Job: Could you set out every line of the entries below as a JSON list of strings, one string per line, skipping blank lines?

====

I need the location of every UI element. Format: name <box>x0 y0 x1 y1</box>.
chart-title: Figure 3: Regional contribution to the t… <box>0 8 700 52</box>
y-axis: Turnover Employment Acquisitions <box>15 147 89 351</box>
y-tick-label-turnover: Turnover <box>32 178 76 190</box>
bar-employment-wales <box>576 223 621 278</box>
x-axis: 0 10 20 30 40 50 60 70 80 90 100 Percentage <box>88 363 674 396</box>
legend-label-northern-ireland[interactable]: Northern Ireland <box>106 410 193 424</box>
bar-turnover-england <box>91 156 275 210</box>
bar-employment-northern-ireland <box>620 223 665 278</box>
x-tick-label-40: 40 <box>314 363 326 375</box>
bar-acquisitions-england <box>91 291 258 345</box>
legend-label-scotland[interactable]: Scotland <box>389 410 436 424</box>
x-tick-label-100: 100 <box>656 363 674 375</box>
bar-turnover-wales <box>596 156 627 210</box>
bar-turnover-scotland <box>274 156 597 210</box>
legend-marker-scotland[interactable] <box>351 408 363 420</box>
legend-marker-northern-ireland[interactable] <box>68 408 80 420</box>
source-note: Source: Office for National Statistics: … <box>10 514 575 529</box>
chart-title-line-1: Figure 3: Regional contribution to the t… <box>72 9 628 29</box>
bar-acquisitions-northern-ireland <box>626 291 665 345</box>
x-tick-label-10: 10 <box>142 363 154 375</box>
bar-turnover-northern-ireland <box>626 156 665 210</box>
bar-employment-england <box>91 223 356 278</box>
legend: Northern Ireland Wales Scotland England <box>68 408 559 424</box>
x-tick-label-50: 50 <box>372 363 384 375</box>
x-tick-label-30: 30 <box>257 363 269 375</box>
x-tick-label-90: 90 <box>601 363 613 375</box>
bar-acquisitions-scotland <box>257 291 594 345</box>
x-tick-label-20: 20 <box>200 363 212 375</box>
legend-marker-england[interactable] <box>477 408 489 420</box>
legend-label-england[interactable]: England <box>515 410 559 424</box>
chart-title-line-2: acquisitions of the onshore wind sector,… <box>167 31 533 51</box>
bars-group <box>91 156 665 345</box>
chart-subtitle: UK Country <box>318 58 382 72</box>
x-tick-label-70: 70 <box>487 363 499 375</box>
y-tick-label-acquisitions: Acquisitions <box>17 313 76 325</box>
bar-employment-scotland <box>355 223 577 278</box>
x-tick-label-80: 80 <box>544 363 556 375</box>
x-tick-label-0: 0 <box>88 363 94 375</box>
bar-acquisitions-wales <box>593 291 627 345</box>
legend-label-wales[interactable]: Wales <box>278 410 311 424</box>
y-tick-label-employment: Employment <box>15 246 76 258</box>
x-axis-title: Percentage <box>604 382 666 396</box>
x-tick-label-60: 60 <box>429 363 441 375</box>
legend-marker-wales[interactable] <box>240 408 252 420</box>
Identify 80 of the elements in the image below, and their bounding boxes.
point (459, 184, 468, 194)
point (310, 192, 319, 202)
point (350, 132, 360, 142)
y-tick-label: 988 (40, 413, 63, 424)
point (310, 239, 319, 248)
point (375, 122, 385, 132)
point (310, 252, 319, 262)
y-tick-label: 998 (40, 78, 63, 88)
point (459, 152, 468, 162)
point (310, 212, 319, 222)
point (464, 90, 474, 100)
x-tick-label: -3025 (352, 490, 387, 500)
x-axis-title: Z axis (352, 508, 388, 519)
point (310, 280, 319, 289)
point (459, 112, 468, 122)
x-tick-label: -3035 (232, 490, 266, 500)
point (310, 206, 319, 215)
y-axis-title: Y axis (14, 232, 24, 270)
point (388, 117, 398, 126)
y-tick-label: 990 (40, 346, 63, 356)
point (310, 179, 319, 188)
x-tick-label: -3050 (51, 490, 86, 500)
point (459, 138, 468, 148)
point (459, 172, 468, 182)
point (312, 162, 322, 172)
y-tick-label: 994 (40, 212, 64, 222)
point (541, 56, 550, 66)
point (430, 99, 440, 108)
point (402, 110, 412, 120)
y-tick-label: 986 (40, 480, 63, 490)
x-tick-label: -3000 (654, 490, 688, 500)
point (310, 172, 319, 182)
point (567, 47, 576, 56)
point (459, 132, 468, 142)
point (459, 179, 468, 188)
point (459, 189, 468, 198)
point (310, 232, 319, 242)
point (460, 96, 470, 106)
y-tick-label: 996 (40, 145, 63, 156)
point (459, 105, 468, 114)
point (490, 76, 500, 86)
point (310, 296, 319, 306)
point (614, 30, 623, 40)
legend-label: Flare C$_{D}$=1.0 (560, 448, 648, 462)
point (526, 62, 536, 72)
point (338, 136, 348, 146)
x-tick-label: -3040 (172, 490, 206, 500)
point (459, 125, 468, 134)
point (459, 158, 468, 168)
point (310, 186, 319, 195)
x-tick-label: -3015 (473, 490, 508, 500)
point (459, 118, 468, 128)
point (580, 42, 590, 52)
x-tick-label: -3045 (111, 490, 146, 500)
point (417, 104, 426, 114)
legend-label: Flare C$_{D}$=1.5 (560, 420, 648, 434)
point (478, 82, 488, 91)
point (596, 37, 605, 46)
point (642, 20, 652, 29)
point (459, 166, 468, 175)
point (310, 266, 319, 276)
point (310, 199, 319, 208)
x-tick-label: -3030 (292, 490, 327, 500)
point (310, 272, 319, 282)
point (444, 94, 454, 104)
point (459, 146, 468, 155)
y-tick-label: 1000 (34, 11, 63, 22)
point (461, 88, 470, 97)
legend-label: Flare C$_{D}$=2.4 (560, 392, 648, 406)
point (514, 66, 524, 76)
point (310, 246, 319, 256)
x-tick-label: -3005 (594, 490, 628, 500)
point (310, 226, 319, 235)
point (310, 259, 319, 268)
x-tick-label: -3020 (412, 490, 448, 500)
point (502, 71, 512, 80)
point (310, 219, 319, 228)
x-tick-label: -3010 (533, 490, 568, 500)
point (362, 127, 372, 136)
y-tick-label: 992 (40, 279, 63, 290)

====

Exercise solution:
[
  "I need the location of every UI element. Format: name <box>x0 y0 x1 y1</box>.",
  "chart-title: Figure 3: Regional contribution to the t… <box>0 8 700 52</box>",
  "y-axis: Turnover Employment Acquisitions <box>15 147 89 351</box>",
  "y-tick-label-turnover: Turnover <box>32 178 76 190</box>",
  "bar-employment-wales <box>576 223 621 278</box>",
  "x-axis: 0 10 20 30 40 50 60 70 80 90 100 Percentage <box>88 363 674 396</box>",
  "legend-label-northern-ireland[interactable]: Northern Ireland <box>106 410 193 424</box>",
  "bar-turnover-england <box>91 156 275 210</box>",
  "bar-employment-northern-ireland <box>620 223 665 278</box>",
  "x-tick-label-40: 40 <box>314 363 326 375</box>",
  "bar-acquisitions-england <box>91 291 258 345</box>",
  "legend-label-scotland[interactable]: Scotland <box>389 410 436 424</box>",
  "x-tick-label-100: 100 <box>656 363 674 375</box>",
  "bar-turnover-wales <box>596 156 627 210</box>",
  "bar-turnover-scotland <box>274 156 597 210</box>",
  "legend-marker-scotland[interactable] <box>351 408 363 420</box>",
  "legend-marker-northern-ireland[interactable] <box>68 408 80 420</box>",
  "source-note: Source: Office for National Statistics: … <box>10 514 575 529</box>",
  "chart-title-line-1: Figure 3: Regional contribution to the t… <box>72 9 628 29</box>",
  "bar-acquisitions-northern-ireland <box>626 291 665 345</box>",
  "x-tick-label-10: 10 <box>142 363 154 375</box>",
  "bar-turnover-northern-ireland <box>626 156 665 210</box>",
  "bar-employment-england <box>91 223 356 278</box>",
  "legend: Northern Ireland Wales Scotland England <box>68 408 559 424</box>",
  "x-tick-label-50: 50 <box>372 363 384 375</box>",
  "x-tick-label-30: 30 <box>257 363 269 375</box>",
  "x-tick-label-90: 90 <box>601 363 613 375</box>",
  "bar-acquisitions-scotland <box>257 291 594 345</box>",
  "x-tick-label-20: 20 <box>200 363 212 375</box>",
  "legend-marker-england[interactable] <box>477 408 489 420</box>",
  "legend-label-england[interactable]: England <box>515 410 559 424</box>",
  "chart-title-line-2: acquisitions of the onshore wind sector,… <box>167 31 533 51</box>",
  "bars-group <box>91 156 665 345</box>",
  "chart-subtitle: UK Country <box>318 58 382 72</box>",
  "x-tick-label-70: 70 <box>487 363 499 375</box>",
  "y-tick-label-acquisitions: Acquisitions <box>17 313 76 325</box>",
  "bar-employment-scotland <box>355 223 577 278</box>",
  "x-tick-label-80: 80 <box>544 363 556 375</box>",
  "x-tick-label-0: 0 <box>88 363 94 375</box>",
  "bar-acquisitions-wales <box>593 291 627 345</box>",
  "legend-label-wales[interactable]: Wales <box>278 410 311 424</box>",
  "y-tick-label-employment: Employment <box>15 246 76 258</box>",
  "x-axis-title: Percentage <box>604 382 666 396</box>",
  "x-tick-label-60: 60 <box>429 363 441 375</box>",
  "legend-marker-wales[interactable] <box>240 408 252 420</box>",
  "Identify 80 of the elements in the image below, and their bounding boxes.",
  "point (459, 184, 468, 194)",
  "point (310, 192, 319, 202)",
  "point (350, 132, 360, 142)",
  "y-tick-label: 988 (40, 413, 63, 424)",
  "point (310, 239, 319, 248)",
  "point (375, 122, 385, 132)",
  "point (310, 252, 319, 262)",
  "y-tick-label: 998 (40, 78, 63, 88)",
  "point (459, 152, 468, 162)",
  "point (310, 212, 319, 222)",
  "point (464, 90, 474, 100)",
  "x-tick-label: -3025 (352, 490, 387, 500)",
  "x-axis-title: Z axis (352, 508, 388, 519)",
  "point (310, 280, 319, 289)",
  "point (459, 112, 468, 122)",
  "x-tick-label: -3035 (232, 490, 266, 500)",
  "point (310, 206, 319, 215)",
  "y-axis-title: Y axis (14, 232, 24, 270)",
  "point (388, 117, 398, 126)",
  "y-tick-label: 990 (40, 346, 63, 356)",
  "point (310, 179, 319, 188)",
  "x-tick-label: -3050 (51, 490, 86, 500)",
  "point (459, 138, 468, 148)",
  "point (459, 172, 468, 182)",
  "point (312, 162, 322, 172)",
  "y-tick-label: 994 (40, 212, 64, 222)",
  "point (541, 56, 550, 66)",
  "point (430, 99, 440, 108)",
  "point (402, 110, 412, 120)",
  "y-tick-label: 986 (40, 480, 63, 490)",
  "x-tick-label: -3000 (654, 490, 688, 500)",
  "point (310, 172, 319, 182)",
  "point (567, 47, 576, 56)",
  "point (459, 132, 468, 142)",
  "point (459, 179, 468, 188)",
  "point (459, 189, 468, 198)",
  "point (310, 232, 319, 242)",
  "point (460, 96, 470, 106)",
  "y-tick-label: 996 (40, 145, 63, 156)",
  "point (459, 105, 468, 114)",
  "point (490, 76, 500, 86)",
  "point (310, 296, 319, 306)",
  "point (614, 30, 623, 40)",
  "legend-label: Flare C$_{D}$=1.0 (560, 448, 648, 462)",
  "point (526, 62, 536, 72)",
  "point (338, 136, 348, 146)",
  "x-tick-label: -3040 (172, 490, 206, 500)",
  "point (459, 125, 468, 134)",
  "point (459, 158, 468, 168)",
  "point (310, 186, 319, 195)",
  "x-tick-label: -3015 (473, 490, 508, 500)",
  "point (459, 118, 468, 128)",
  "point (580, 42, 590, 52)",
  "x-tick-label: -3045 (111, 490, 146, 500)",
  "point (417, 104, 426, 114)",
  "legend-label: Flare C$_{D}$=1.5 (560, 420, 648, 434)",
  "point (478, 82, 488, 91)",
  "point (596, 37, 605, 46)",
  "point (642, 20, 652, 29)",
  "point (459, 166, 468, 175)",
  "point (310, 266, 319, 276)",
  "point (310, 199, 319, 208)",
  "x-tick-label: -3030 (292, 490, 327, 500)",
  "point (310, 272, 319, 282)",
  "point (444, 94, 454, 104)",
  "point (459, 146, 468, 155)",
  "y-tick-label: 1000 (34, 11, 63, 22)",
  "point (461, 88, 470, 97)",
  "legend-label: Flare C$_{D}$=2.4 (560, 392, 648, 406)",
  "point (514, 66, 524, 76)",
  "point (310, 246, 319, 256)",
  "x-tick-label: -3005 (594, 490, 628, 500)",
  "point (310, 226, 319, 235)",
  "point (310, 259, 319, 268)",
  "x-tick-label: -3020 (412, 490, 448, 500)",
  "point (502, 71, 512, 80)",
  "point (310, 219, 319, 228)",
  "x-tick-label: -3010 (533, 490, 568, 500)",
  "point (362, 127, 372, 136)",
  "y-tick-label: 992 (40, 279, 63, 290)"
]